Data excerpts:
-=-=-

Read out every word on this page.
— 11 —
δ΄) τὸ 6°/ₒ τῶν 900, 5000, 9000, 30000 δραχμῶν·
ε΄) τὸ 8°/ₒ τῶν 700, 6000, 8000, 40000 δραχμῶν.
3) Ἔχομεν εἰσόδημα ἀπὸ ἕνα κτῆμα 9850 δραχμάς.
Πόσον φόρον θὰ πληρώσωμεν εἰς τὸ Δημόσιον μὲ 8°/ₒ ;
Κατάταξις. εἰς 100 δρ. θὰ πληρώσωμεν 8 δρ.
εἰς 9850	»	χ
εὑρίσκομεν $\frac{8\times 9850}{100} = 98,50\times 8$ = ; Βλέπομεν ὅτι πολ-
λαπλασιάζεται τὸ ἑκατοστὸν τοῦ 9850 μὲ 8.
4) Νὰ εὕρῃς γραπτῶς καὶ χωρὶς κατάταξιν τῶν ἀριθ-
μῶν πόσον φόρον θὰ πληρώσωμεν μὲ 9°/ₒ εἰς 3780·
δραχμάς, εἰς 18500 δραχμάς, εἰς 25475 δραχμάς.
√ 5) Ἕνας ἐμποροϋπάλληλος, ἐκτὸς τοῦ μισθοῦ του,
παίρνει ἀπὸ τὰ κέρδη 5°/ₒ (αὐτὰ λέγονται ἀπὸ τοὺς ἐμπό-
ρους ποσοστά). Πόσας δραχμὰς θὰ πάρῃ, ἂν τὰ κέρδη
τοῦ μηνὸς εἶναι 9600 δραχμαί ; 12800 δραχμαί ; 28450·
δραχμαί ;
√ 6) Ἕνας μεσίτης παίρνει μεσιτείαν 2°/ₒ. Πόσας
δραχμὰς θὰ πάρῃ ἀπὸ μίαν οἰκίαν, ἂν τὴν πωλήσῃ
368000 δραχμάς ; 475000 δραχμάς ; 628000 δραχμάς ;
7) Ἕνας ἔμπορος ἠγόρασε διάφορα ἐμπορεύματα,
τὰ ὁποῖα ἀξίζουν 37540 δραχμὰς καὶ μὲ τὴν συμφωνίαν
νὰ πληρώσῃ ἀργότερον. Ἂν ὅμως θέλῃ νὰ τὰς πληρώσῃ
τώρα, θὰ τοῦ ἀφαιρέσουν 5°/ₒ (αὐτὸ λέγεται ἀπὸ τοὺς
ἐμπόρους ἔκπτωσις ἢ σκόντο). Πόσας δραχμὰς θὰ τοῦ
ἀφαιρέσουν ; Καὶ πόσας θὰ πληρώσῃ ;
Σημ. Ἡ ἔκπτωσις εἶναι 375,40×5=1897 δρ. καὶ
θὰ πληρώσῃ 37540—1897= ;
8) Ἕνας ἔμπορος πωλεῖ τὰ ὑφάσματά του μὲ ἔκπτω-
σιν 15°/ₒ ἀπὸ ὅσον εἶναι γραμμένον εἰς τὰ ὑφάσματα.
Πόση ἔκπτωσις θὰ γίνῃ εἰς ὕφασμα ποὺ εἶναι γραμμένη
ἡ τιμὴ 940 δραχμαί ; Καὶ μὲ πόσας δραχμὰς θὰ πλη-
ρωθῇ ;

-=-=-

__Prompt__
Sift through the entries and copy every line with "δραχμῶν".

__Right answer__
δ΄) τὸ 6°/ₒ τῶν 900, 5000, 9000, 30000 δραχμῶν·
ε΄) τὸ 8°/ₒ τῶν 700, 6000, 8000, 40000 δραχμῶν.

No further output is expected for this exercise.